> Consegna 1: Trasforma in un elenco numerato le righe del listato, dall'inizio fino alla riga che contiene "689, 93, 703]" compresa, tralasciando le righe vuote.
________________________
In occasione del 40° anniversario del colpo di Stato contro il Governo di Salvador Allende, il presidente cileno Sebastian Piñera ha lanciato un’iniziativa di riconciliazione nazionale. Per l’esecutivo e i gruppi più conservatori, l’intenzione è voltare pagina, ma il Paese, ancora oggi, è profondamente diviso e molti sono insoddisfatti dell’orientamento neoliberale del Cile moderno. Per i più scettici, soprattutto per l’attivo movimento studentesco, con la parola ‘riconciliazione’ il Governo, in realtà, cerca di legittimare la continuità delle politiche neoliberali introdotte negli ultimi vent’anni
CILE CONTRO CILE? – Il prossimo 11 settembre ricorrerà il 40° anniversario del colpo di Stato in Cile, che pose fine al Governo legittimo di Salvador Allende, il primo esempio di socialismo democratico al potere nell’emisfero occidentale ai tempi della Guerra Fredda, e che portò alla dittatura di Augusto Pinochet.
Per tali ragioni, la ricorrenza sta caratterizzando l’attualità politica nel Paese andino. Il tema che anima il dibattito è la possibilità di una riconciliazione nazionale, un fatto che non sorprende, considerando che l’esperienza del partito Unità Popolare di Allende, al Governo tra il 1970 e il 1973, con le sue iniziative a sfondo socialista (nazionalizzazione delle risorse naturali, delle banche e delle principali imprese, riforma agraria…) già iniziate dai predecessori, e il successivo periodo della dittatura militare del generale Augusto Pinochet, contrassegnato da gravi violazioni dei diritti umani e una virata in senso liberale dell’economia, contraddistinguono il dibattito sociale e politico cileno in una forma quasi permanente.
________________________
> Consegna 2: Riporta parola per parola il brano sul colpo di Stato in Cile, da "Per tali ragioni, la" fino a "forma quasi permanente." compreso.
________________________
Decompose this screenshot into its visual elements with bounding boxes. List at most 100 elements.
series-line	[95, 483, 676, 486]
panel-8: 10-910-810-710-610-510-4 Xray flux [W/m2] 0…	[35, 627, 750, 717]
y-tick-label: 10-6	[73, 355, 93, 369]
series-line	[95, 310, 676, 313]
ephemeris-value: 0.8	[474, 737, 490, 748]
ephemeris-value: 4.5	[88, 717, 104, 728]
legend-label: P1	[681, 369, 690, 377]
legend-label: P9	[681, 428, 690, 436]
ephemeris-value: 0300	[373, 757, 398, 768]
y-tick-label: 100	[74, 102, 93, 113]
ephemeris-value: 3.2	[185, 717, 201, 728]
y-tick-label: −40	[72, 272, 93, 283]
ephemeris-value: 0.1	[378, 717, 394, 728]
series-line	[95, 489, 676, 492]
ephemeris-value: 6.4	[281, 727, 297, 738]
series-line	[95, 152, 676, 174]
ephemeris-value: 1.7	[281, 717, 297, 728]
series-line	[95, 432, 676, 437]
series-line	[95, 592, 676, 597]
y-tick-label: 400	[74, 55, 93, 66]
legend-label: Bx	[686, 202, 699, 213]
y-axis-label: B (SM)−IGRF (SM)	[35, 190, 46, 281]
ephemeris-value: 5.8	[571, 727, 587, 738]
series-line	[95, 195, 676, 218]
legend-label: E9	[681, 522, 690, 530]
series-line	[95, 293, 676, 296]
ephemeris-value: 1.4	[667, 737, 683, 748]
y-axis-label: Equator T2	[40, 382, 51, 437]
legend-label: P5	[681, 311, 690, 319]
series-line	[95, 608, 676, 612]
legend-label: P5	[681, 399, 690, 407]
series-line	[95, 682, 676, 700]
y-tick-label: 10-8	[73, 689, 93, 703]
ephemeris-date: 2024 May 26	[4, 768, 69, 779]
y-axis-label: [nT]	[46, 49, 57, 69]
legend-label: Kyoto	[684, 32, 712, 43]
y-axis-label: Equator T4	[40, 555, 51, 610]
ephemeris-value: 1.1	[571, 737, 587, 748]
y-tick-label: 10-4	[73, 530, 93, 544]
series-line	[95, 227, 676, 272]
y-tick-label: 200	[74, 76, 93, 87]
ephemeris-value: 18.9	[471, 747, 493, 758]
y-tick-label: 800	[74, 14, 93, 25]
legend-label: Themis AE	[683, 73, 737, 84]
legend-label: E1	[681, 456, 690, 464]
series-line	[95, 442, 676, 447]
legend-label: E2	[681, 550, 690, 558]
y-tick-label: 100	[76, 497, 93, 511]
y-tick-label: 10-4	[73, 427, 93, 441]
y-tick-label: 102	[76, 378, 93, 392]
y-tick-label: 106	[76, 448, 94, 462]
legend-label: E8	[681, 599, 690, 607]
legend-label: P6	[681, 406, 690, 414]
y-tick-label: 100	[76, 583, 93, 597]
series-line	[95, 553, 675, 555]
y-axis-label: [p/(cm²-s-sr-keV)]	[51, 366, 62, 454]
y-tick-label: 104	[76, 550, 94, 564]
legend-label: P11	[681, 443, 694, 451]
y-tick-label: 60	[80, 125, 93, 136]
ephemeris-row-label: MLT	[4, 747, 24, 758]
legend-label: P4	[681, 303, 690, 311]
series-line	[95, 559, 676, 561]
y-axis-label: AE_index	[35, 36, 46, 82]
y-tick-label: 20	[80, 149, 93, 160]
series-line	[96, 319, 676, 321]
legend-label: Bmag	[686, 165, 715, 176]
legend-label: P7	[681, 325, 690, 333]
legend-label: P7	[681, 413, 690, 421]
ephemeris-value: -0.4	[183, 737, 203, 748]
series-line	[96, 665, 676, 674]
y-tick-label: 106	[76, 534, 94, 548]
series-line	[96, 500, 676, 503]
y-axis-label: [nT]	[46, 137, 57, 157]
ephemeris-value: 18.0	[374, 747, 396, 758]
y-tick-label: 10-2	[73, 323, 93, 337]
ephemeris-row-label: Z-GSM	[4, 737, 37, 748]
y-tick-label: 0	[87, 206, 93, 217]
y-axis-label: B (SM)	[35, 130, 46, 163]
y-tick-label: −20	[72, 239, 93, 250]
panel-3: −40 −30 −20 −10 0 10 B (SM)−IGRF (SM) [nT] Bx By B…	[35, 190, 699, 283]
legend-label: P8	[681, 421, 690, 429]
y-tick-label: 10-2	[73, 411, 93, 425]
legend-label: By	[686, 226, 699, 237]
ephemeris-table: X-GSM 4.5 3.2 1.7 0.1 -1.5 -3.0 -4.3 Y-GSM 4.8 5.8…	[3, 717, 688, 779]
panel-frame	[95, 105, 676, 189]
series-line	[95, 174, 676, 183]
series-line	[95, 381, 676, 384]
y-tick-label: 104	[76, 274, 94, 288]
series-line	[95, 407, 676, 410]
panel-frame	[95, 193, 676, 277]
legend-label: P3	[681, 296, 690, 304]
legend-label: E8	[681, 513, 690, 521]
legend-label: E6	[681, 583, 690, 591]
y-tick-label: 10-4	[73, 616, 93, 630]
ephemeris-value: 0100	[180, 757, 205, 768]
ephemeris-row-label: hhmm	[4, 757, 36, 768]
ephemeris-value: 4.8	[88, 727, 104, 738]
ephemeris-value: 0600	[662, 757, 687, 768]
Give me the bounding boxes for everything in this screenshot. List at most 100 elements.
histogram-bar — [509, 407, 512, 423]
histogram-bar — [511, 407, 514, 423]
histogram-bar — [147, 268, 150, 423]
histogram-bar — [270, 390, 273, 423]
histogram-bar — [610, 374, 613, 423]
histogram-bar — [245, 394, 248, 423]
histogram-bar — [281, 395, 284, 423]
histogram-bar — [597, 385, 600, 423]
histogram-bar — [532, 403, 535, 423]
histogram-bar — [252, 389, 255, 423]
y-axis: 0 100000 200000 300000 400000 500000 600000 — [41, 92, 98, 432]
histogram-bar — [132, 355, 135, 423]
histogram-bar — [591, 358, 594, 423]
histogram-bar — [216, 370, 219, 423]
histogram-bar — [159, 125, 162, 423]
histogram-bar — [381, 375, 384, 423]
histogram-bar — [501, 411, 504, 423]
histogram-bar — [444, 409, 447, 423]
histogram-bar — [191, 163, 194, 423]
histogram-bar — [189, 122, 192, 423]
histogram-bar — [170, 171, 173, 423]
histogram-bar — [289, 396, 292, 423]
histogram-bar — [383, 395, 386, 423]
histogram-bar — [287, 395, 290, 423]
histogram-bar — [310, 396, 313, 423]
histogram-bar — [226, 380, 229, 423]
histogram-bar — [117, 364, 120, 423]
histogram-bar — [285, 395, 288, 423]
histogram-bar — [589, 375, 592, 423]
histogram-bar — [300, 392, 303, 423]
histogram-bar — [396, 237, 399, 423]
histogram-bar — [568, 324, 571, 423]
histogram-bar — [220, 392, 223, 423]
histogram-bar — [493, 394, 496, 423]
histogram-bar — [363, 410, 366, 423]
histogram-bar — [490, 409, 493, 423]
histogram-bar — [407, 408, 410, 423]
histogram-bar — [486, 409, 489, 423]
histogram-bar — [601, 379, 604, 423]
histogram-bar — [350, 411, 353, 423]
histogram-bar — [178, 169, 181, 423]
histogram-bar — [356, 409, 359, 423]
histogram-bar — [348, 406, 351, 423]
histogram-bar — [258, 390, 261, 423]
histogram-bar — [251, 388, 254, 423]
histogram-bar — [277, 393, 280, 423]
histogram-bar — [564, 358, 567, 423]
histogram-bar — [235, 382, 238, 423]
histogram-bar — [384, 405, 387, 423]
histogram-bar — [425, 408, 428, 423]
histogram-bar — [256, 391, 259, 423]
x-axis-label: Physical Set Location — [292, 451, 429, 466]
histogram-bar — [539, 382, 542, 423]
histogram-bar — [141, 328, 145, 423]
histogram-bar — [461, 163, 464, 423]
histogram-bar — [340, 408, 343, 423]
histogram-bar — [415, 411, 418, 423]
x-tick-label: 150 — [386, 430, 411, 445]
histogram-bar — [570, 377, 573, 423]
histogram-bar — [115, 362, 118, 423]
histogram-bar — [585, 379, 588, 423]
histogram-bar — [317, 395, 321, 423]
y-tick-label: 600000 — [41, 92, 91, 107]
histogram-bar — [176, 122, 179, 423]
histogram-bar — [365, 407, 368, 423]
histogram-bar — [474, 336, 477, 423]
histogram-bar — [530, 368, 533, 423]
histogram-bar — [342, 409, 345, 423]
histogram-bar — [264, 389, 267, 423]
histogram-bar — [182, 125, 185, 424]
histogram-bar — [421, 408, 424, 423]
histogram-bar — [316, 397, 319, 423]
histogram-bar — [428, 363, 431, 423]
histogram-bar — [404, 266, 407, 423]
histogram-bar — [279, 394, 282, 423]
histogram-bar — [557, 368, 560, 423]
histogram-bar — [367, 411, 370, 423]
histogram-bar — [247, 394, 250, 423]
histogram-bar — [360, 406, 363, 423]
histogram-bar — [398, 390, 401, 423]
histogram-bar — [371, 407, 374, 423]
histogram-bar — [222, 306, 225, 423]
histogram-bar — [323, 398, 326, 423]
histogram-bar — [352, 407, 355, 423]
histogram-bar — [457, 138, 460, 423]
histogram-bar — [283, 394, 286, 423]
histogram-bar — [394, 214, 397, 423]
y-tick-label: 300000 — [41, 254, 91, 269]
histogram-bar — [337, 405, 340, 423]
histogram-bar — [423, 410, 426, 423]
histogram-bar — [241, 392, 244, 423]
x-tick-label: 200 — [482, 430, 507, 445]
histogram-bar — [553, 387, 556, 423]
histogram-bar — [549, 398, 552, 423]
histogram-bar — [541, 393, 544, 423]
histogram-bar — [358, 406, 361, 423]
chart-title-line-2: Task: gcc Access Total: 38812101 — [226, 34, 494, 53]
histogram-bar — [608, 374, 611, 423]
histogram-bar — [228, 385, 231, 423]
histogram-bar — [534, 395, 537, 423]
________________________
> Risposta completa 1:
1. Decompose this screenshot into its visual elements with bounding boxes. List at most 100 elements.
2. series-line	[95, 483, 676, 486]
3. panel-8: 10-910-810-710-610-510-4 Xray flux [W/m2] 0…	[35, 627, 750, 717]
4. y-tick-label: 10-6	[73, 355, 93, 369]
5. series-line	[95, 310, 676, 313]
6. ephemeris-value: 0.8	[474, 737, 490, 748]
7. ephemeris-value: 4.5	[88, 717, 104, 728]
8. legend-label: P1	[681, 369, 690, 377]
9. legend-label: P9	[681, 428, 690, 436]
10. ephemeris-value: 0300	[373, 757, 398, 768]
11. y-tick-label: 100	[74, 102, 93, 113]
12. ephemeris-value: 3.2	[185, 717, 201, 728]
13. y-tick-label: −40	[72, 272, 93, 283]
14. ephemeris-value: 0.1	[378, 717, 394, 728]
15. series-line	[95, 489, 676, 492]
16. ephemeris-value: 6.4	[281, 727, 297, 738]
17. series-line	[95, 152, 676, 174]
18. ephemeris-value: 1.7	[281, 717, 297, 728]
19. series-line	[95, 432, 676, 437]
20. series-line	[95, 592, 676, 597]
21. y-tick-label: 400	[74, 55, 93, 66]
22. legend-label: Bx	[686, 202, 699, 213]
23. y-axis-label: B (SM)−IGRF (SM)	[35, 190, 46, 281]
24. ephemeris-value: 5.8	[571, 727, 587, 738]
25. series-line	[95, 195, 676, 218]
26. legend-label: E9	[681, 522, 690, 530]
27. series-line	[95, 293, 676, 296]
28. ephemeris-value: 1.4	[667, 737, 683, 748]
29. y-axis-label: Equator T2	[40, 382, 51, 437]
30. legend-label: P5	[681, 311, 690, 319]
31. series-line	[95, 608, 676, 612]
32. legend-label: P5	[681, 399, 690, 407]
33. series-line	[95, 682, 676, 700]
34. y-tick-label: 10-8	[73, 689, 93, 703]

> Risposta completa 2:
Per tali ragioni, la ricorrenza sta caratterizzando l’attualità politica nel Paese andino. Il tema che anima il dibattito è la possibilità di una riconciliazione nazionale, un fatto che non sorprende, considerando che l’esperienza del partito Unità Popolare di Allende, al Governo tra il 1970 e il 1973, con le sue iniziative a sfondo socialista (nazionalizzazione delle risorse naturali, delle banche e delle principali imprese, riforma agraria…) già iniziate dai predecessori, e il successivo periodo della dittatura militare del generale Augusto Pinochet, contrassegnato da gravi violazioni dei diritti umani e una virata in senso liberale dell’economia, contraddistinguono il dibattito sociale e politico cileno in una forma quasi permanente.